Dataset entries
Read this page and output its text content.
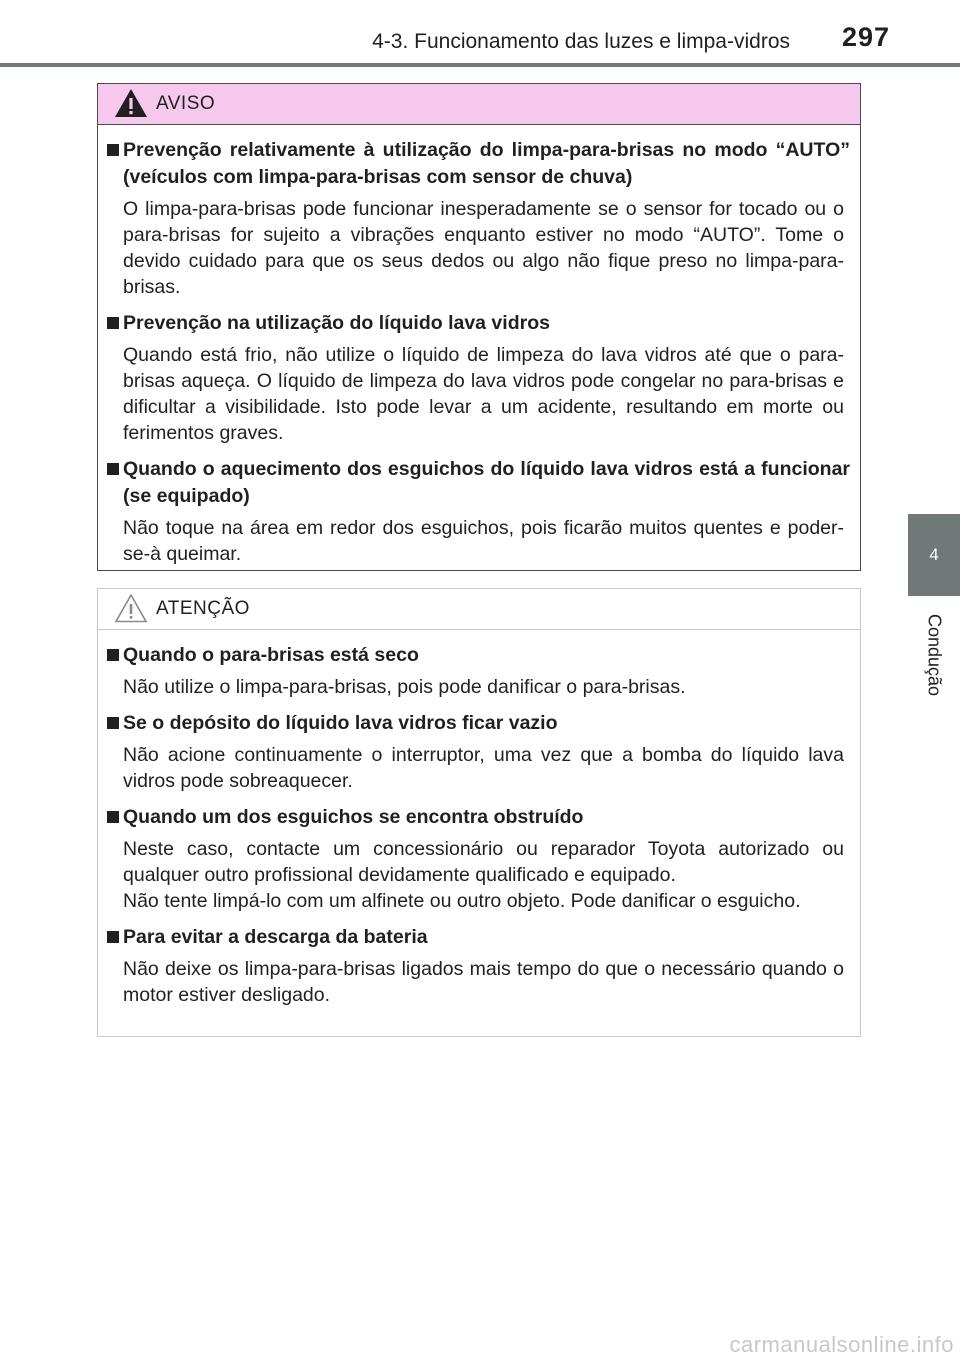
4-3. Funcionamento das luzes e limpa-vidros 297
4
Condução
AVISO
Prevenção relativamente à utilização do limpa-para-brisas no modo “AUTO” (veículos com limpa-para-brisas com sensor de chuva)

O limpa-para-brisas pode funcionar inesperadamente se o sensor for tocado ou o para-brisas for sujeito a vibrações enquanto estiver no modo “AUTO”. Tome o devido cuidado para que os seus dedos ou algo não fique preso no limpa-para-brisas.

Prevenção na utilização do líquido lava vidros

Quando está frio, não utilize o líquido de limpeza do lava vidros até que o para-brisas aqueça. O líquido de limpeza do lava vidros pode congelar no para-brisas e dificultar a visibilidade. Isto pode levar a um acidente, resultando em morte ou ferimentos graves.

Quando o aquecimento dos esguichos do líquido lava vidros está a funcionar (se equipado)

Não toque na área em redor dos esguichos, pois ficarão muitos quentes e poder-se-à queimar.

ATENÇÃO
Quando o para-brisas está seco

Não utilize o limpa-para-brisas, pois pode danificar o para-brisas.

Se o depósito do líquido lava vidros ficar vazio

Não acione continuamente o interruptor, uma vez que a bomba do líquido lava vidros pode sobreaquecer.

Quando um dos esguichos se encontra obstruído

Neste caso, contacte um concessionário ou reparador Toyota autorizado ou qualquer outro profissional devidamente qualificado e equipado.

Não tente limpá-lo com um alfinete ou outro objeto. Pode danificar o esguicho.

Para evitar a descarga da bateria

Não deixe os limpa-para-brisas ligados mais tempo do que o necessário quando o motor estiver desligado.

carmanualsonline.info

...

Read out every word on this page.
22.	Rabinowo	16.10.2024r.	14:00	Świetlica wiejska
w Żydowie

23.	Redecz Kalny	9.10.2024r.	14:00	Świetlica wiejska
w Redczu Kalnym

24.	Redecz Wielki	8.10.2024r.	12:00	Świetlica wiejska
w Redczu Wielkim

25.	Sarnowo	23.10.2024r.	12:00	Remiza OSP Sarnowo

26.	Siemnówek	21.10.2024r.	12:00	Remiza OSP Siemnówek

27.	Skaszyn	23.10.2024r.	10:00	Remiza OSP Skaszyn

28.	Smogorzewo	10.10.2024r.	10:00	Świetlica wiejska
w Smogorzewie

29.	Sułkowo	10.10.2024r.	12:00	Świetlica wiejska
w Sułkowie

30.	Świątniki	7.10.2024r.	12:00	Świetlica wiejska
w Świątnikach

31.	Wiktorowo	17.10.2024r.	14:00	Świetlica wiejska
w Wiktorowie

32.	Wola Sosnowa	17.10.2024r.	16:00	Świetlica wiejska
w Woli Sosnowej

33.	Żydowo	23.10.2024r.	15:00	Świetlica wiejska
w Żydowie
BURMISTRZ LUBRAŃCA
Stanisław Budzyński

**Written task**:
Every line containing the string "utilização" must be listed.

**Answer to this task**:
Prevenção relativamente à utilização do limpa-para-brisas no modo “AUTO” (veículos com limpa-para-brisas com sensor de chuva)
Prevenção na utilização do líquido lava vidros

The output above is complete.